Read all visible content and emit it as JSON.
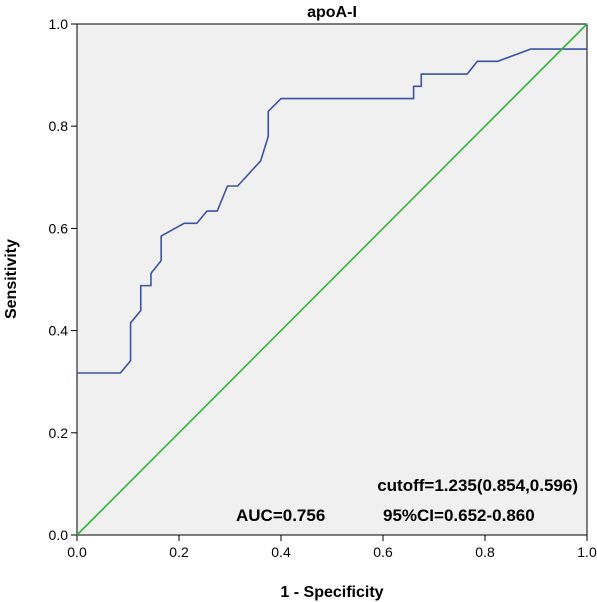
{
  "chart_data": {
    "type": "line",
    "title": "apoA-I",
    "xlabel": "1 - Specificity",
    "ylabel": "Sensitivity",
    "xlim": [
      0,
      1
    ],
    "ylim": [
      0,
      1
    ],
    "x_ticks": [
      "0.0",
      "0.2",
      "0.4",
      "0.6",
      "0.8",
      "1.0"
    ],
    "y_ticks": [
      "0.0",
      "0.2",
      "0.4",
      "0.6",
      "0.8",
      "1.0"
    ],
    "grid": false,
    "series": [
      {
        "color": "#3a52a4",
        "points": [
          [
            0.0,
            0.317
          ],
          [
            0.085,
            0.317
          ],
          [
            0.105,
            0.341
          ],
          [
            0.105,
            0.415
          ],
          [
            0.125,
            0.439
          ],
          [
            0.125,
            0.488
          ],
          [
            0.145,
            0.488
          ],
          [
            0.145,
            0.512
          ],
          [
            0.165,
            0.537
          ],
          [
            0.165,
            0.585
          ],
          [
            0.21,
            0.61
          ],
          [
            0.235,
            0.61
          ],
          [
            0.255,
            0.634
          ],
          [
            0.275,
            0.634
          ],
          [
            0.295,
            0.683
          ],
          [
            0.315,
            0.683
          ],
          [
            0.36,
            0.732
          ],
          [
            0.375,
            0.78
          ],
          [
            0.375,
            0.829
          ],
          [
            0.4,
            0.854
          ],
          [
            0.66,
            0.854
          ],
          [
            0.66,
            0.878
          ],
          [
            0.675,
            0.878
          ],
          [
            0.675,
            0.902
          ],
          [
            0.765,
            0.902
          ],
          [
            0.785,
            0.927
          ],
          [
            0.825,
            0.927
          ],
          [
            0.89,
            0.951
          ],
          [
            1.0,
            0.951
          ]
        ]
      },
      {
        "color": "#2fb33b",
        "points": [
          [
            0,
            0
          ],
          [
            1,
            1
          ]
        ]
      }
    ],
    "annotations": [
      "cutoff=1.235(0.854,0.596)",
      "AUC=0.756",
      "95%CI=0.652-0.860"
    ],
    "plot_background": "#f0f0f0"
  }
}
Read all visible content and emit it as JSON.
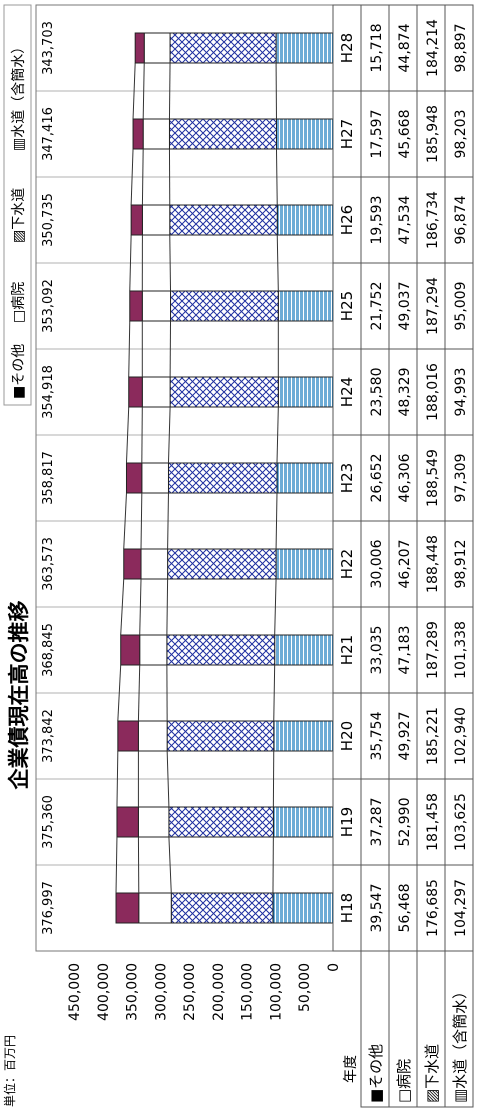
{
  "chart_data": {
    "type": "bar",
    "title": "企業債現在高の推移",
    "unit_label": "単位：百万円",
    "year_header": "年度",
    "categories": [
      "H18",
      "H19",
      "H20",
      "H21",
      "H22",
      "H23",
      "H24",
      "H25",
      "H26",
      "H27",
      "H28"
    ],
    "series": [
      {
        "name": "その他",
        "legend_label": "■その他",
        "table_label": "■その他",
        "color": "#8b2a5c",
        "pattern": "solid",
        "values": [
          39547,
          37287,
          35754,
          33035,
          30006,
          26652,
          23580,
          21752,
          19593,
          17597,
          15718
        ],
        "value_labels": [
          "39,547",
          "37,287",
          "35,754",
          "33,035",
          "30,006",
          "26,652",
          "23,580",
          "21,752",
          "19,593",
          "17,597",
          "15,718"
        ]
      },
      {
        "name": "病院",
        "legend_label": "□病院",
        "table_label": "□病院",
        "color": "#ffffff",
        "pattern": "plain",
        "values": [
          56468,
          52990,
          49927,
          47183,
          46207,
          46306,
          48329,
          49037,
          47534,
          45668,
          44874
        ],
        "value_labels": [
          "56,468",
          "52,990",
          "49,927",
          "47,183",
          "46,207",
          "46,306",
          "48,329",
          "49,037",
          "47,534",
          "45,668",
          "44,874"
        ]
      },
      {
        "name": "下水道",
        "legend_label": "▨下水道",
        "table_label": "▨下水道",
        "color": "#1e2fa0",
        "pattern": "crosshatch",
        "values": [
          176685,
          181458,
          185221,
          187289,
          188448,
          188549,
          188016,
          187294,
          186734,
          185948,
          184214
        ],
        "value_labels": [
          "176,685",
          "181,458",
          "185,221",
          "187,289",
          "188,448",
          "188,549",
          "188,016",
          "187,294",
          "186,734",
          "185,948",
          "184,214"
        ]
      },
      {
        "name": "水道（含簡水）",
        "legend_label": "▥水道（含簡水）",
        "table_label": "▥水道（含簡水）",
        "color": "#1e7fc0",
        "pattern": "lines",
        "values": [
          104297,
          103625,
          102940,
          101338,
          98912,
          97309,
          94993,
          95009,
          96874,
          98203,
          98897
        ],
        "value_labels": [
          "104,297",
          "103,625",
          "102,940",
          "101,338",
          "98,912",
          "97,309",
          "94,993",
          "95,009",
          "96,874",
          "98,203",
          "98,897"
        ]
      }
    ],
    "totals": [
      376997,
      375360,
      373842,
      368845,
      363573,
      358817,
      354918,
      353092,
      350735,
      347416,
      343703
    ],
    "total_labels": [
      "376,997",
      "375,360",
      "373,842",
      "368,845",
      "363,573",
      "358,817",
      "354,918",
      "353,092",
      "350,735",
      "347,416",
      "343,703"
    ],
    "ylim": [
      0,
      450000
    ],
    "yticks": [
      "0",
      "50,000",
      "100,000",
      "150,000",
      "200,000",
      "250,000",
      "300,000",
      "350,000",
      "400,000",
      "450,000"
    ],
    "stacked": true,
    "grid": true,
    "legend_position": "top-right"
  }
}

[DIRECTIVE]: Extract the text of all the records above verbatim, excluding pictures.

[RESULT FOR THIS EXERCISE]:
Read all visible content and emit it as JSON.
{
  "chart_data": {
    "type": "line",
    "title": "apoA-I",
    "xlabel": "1 - Specificity",
    "ylabel": "Sensitivity",
    "xlim": [
      0,
      1
    ],
    "ylim": [
      0,
      1
    ],
    "x_ticks": [
      "0.0",
      "0.2",
      "0.4",
      "0.6",
      "0.8",
      "1.0"
    ],
    "y_ticks": [
      "0.0",
      "0.2",
      "0.4",
      "0.6",
      "0.8",
      "1.0"
    ],
    "grid": false,
    "series": [
      {
        "color": "#3a52a4",
        "points": [
          [
            0.0,
            0.317
          ],
          [
            0.085,
            0.317
          ],
          [
            0.105,
            0.341
          ],
          [
            0.105,
            0.415
          ],
          [
            0.125,
            0.439
          ],
          [
            0.125,
            0.488
          ],
          [
            0.145,
            0.488
          ],
          [
            0.145,
            0.512
          ],
          [
            0.165,
            0.537
          ],
          [
            0.165,
            0.585
          ],
          [
            0.21,
            0.61
          ],
          [
            0.235,
            0.61
          ],
          [
            0.255,
            0.634
          ],
          [
            0.275,
            0.634
          ],
          [
            0.295,
            0.683
          ],
          [
            0.315,
            0.683
          ],
          [
            0.36,
            0.732
          ],
          [
            0.375,
            0.78
          ],
          [
            0.375,
            0.829
          ],
          [
            0.4,
            0.854
          ],
          [
            0.66,
            0.854
          ],
          [
            0.66,
            0.878
          ],
          [
            0.675,
            0.878
          ],
          [
            0.675,
            0.902
          ],
          [
            0.765,
            0.902
          ],
          [
            0.785,
            0.927
          ],
          [
            0.825,
            0.927
          ],
          [
            0.89,
            0.951
          ],
          [
            1.0,
            0.951
          ]
        ]
      },
      {
        "color": "#2fb33b",
        "points": [
          [
            0,
            0
          ],
          [
            1,
            1
          ]
        ]
      }
    ],
    "annotations": [
      "cutoff=1.235(0.854,0.596)",
      "AUC=0.756",
      "95%CI=0.652-0.860"
    ],
    "plot_background": "#f0f0f0"
  }
}
Read all visible content and emit it as JSON.
{
  "chart_data": {
    "type": "bar",
    "title": "企業債現在高の推移",
    "unit_label": "単位：百万円",
    "year_header": "年度",
    "categories": [
      "H18",
      "H19",
      "H20",
      "H21",
      "H22",
      "H23",
      "H24",
      "H25",
      "H26",
      "H27",
      "H28"
    ],
    "series": [
      {
        "name": "その他",
        "legend_label": "■その他",
        "table_label": "■その他",
        "color": "#8b2a5c",
        "pattern": "solid",
        "values": [
          39547,
          37287,
          35754,
          33035,
          30006,
          26652,
          23580,
          21752,
          19593,
          17597,
          15718
        ],
        "value_labels": [
          "39,547",
          "37,287",
          "35,754",
          "33,035",
          "30,006",
          "26,652",
          "23,580",
          "21,752",
          "19,593",
          "17,597",
          "15,718"
        ]
      },
      {
        "name": "病院",
        "legend_label": "□病院",
        "table_label": "□病院",
        "color": "#ffffff",
        "pattern": "plain",
        "values": [
          56468,
          52990,
          49927,
          47183,
          46207,
          46306,
          48329,
          49037,
          47534,
          45668,
          44874
        ],
        "value_labels": [
          "56,468",
          "52,990",
          "49,927",
          "47,183",
          "46,207",
          "46,306",
          "48,329",
          "49,037",
          "47,534",
          "45,668",
          "44,874"
        ]
      },
      {
        "name": "下水道",
        "legend_label": "▨下水道",
        "table_label": "▨下水道",
        "color": "#1e2fa0",
        "pattern": "crosshatch",
        "values": [
          176685,
          181458,
          185221,
          187289,
          188448,
          188549,
          188016,
          187294,
          186734,
          185948,
          184214
        ],
        "value_labels": [
          "176,685",
          "181,458",
          "185,221",
          "187,289",
          "188,448",
          "188,549",
          "188,016",
          "187,294",
          "186,734",
          "185,948",
          "184,214"
        ]
      },
      {
        "name": "水道（含簡水）",
        "legend_label": "▥水道（含簡水）",
        "table_label": "▥水道（含簡水）",
        "color": "#1e7fc0",
        "pattern": "lines",
        "values": [
          104297,
          103625,
          102940,
          101338,
          98912,
          97309,
          94993,
          95009,
          96874,
          98203,
          98897
        ],
        "value_labels": [
          "104,297",
          "103,625",
          "102,940",
          "101,338",
          "98,912",
          "97,309",
          "94,993",
          "95,009",
          "96,874",
          "98,203",
          "98,897"
        ]
      }
    ],
    "totals": [
      376997,
      375360,
      373842,
      368845,
      363573,
      358817,
      354918,
      353092,
      350735,
      347416,
      343703
    ],
    "total_labels": [
      "376,997",
      "375,360",
      "373,842",
      "368,845",
      "363,573",
      "358,817",
      "354,918",
      "353,092",
      "350,735",
      "347,416",
      "343,703"
    ],
    "ylim": [
      0,
      450000
    ],
    "yticks": [
      "0",
      "50,000",
      "100,000",
      "150,000",
      "200,000",
      "250,000",
      "300,000",
      "350,000",
      "400,000",
      "450,000"
    ],
    "stacked": true,
    "grid": true,
    "legend_position": "top-right"
  }
}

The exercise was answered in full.